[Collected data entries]
━━━

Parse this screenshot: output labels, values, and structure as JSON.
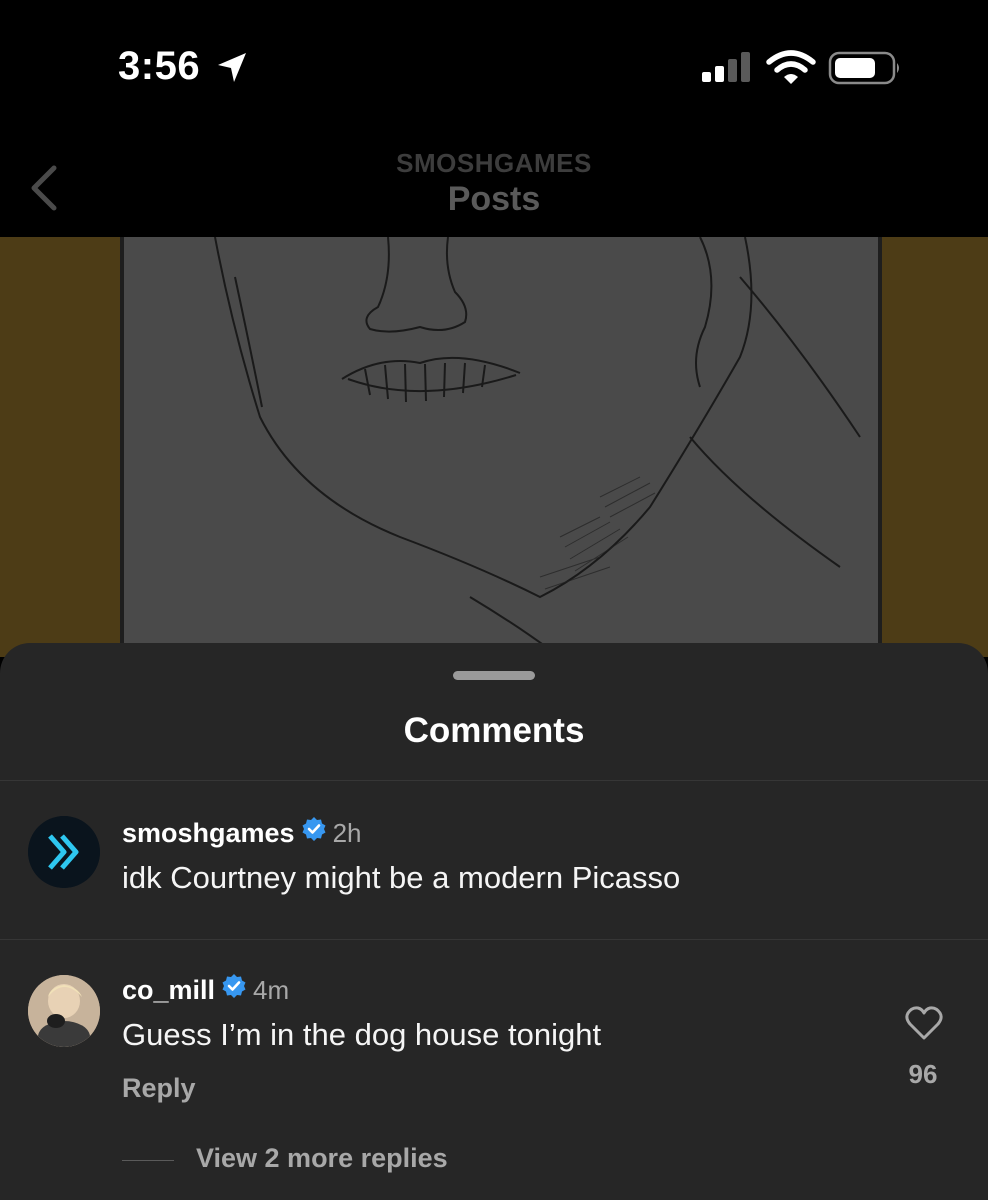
{
  "status_bar": {
    "time": "3:56",
    "location_icon": "location-arrow-icon",
    "signal_icon": "cellular-signal-icon",
    "wifi_icon": "wifi-icon",
    "battery_icon": "battery-icon"
  },
  "header": {
    "subtitle": "SMOSHGAMES",
    "title": "Posts",
    "back_icon": "chevron-left-icon"
  },
  "comments_sheet": {
    "title": "Comments",
    "comments": [
      {
        "username": "smoshgames",
        "verified": true,
        "time": "2h",
        "text": "idk Courtney might be a modern Picasso"
      },
      {
        "username": "co_mill",
        "verified": true,
        "time": "4m",
        "text": "Guess I’m in the dog house tonight",
        "reply_label": "Reply",
        "like_count": "96",
        "view_replies_label": "View 2 more replies"
      }
    ]
  },
  "colors": {
    "sheet_background": "#262626",
    "verified_badge": "#3797f0",
    "secondary_text": "#a8a8a8",
    "post_background": "#4d3c16"
  }
}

━━━

§ Goal:
Do not include the images; transcribe the rest of the listing exactly.

§ Task solution:
Parse this screenshot: output labels, values, and structure as JSON.
{
  "status_bar": {
    "time": "3:56",
    "location_icon": "location-arrow-icon",
    "signal_icon": "cellular-signal-icon",
    "wifi_icon": "wifi-icon",
    "battery_icon": "battery-icon"
  },
  "header": {
    "subtitle": "SMOSHGAMES",
    "title": "Posts",
    "back_icon": "chevron-left-icon"
  },
  "comments_sheet": {
    "title": "Comments",
    "comments": [
      {
        "username": "smoshgames",
        "verified": true,
        "time": "2h",
        "text": "idk Courtney might be a modern Picasso"
      },
      {
        "username": "co_mill",
        "verified": true,
        "time": "4m",
        "text": "Guess I’m in the dog house tonight",
        "reply_label": "Reply",
        "like_count": "96",
        "view_replies_label": "View 2 more replies"
      }
    ]
  },
  "colors": {
    "sheet_background": "#262626",
    "verified_badge": "#3797f0",
    "secondary_text": "#a8a8a8",
    "post_background": "#4d3c16"
  }
}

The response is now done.